Each line should be copied exactly.

==== Given records

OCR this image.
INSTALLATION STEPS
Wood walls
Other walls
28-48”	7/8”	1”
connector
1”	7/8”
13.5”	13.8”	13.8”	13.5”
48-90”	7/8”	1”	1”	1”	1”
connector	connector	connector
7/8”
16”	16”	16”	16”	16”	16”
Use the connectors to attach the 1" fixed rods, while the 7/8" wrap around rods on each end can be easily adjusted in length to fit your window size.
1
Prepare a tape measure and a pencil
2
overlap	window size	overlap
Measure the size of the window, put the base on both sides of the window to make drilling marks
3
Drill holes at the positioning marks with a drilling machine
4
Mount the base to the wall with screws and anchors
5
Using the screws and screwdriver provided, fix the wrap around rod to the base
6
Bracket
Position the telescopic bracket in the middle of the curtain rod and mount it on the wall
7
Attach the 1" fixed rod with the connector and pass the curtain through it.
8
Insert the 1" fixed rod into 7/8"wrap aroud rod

========

* **Final result**
OCR this image.
INSTALLATION STEPS
Wood walls
Other walls
28-48”	7/8”	1”
connector
1”	7/8”
13.5”	13.8”	13.8”	13.5”
48-90”	7/8”	1”	1”	1”	1”
connector	connector	connector
7/8”
16”	16”	16”	16”	16”	16”
Use the connectors to attach the 1" fixed rods, while the 7/8" wrap around rods on each end can be easily adjusted in length to fit your window size.
1
Prepare a tape measure and a pencil
2
overlap	window size	overlap
Measure the size of the window, put the base on both sides of the window to make drilling marks
3
Drill holes at the positioning marks with a drilling machine
4
Mount the base to the wall with screws and anchors
5
Using the screws and screwdriver provided, fix the wrap around rod to the base
6
Bracket
Position the telescopic bracket in the middle of the curtain rod and mount it on the wall
7
Attach the 1" fixed rod with the connector and pass the curtain through it.
8
Insert the 1" fixed rod into 7/8"wrap aroud rod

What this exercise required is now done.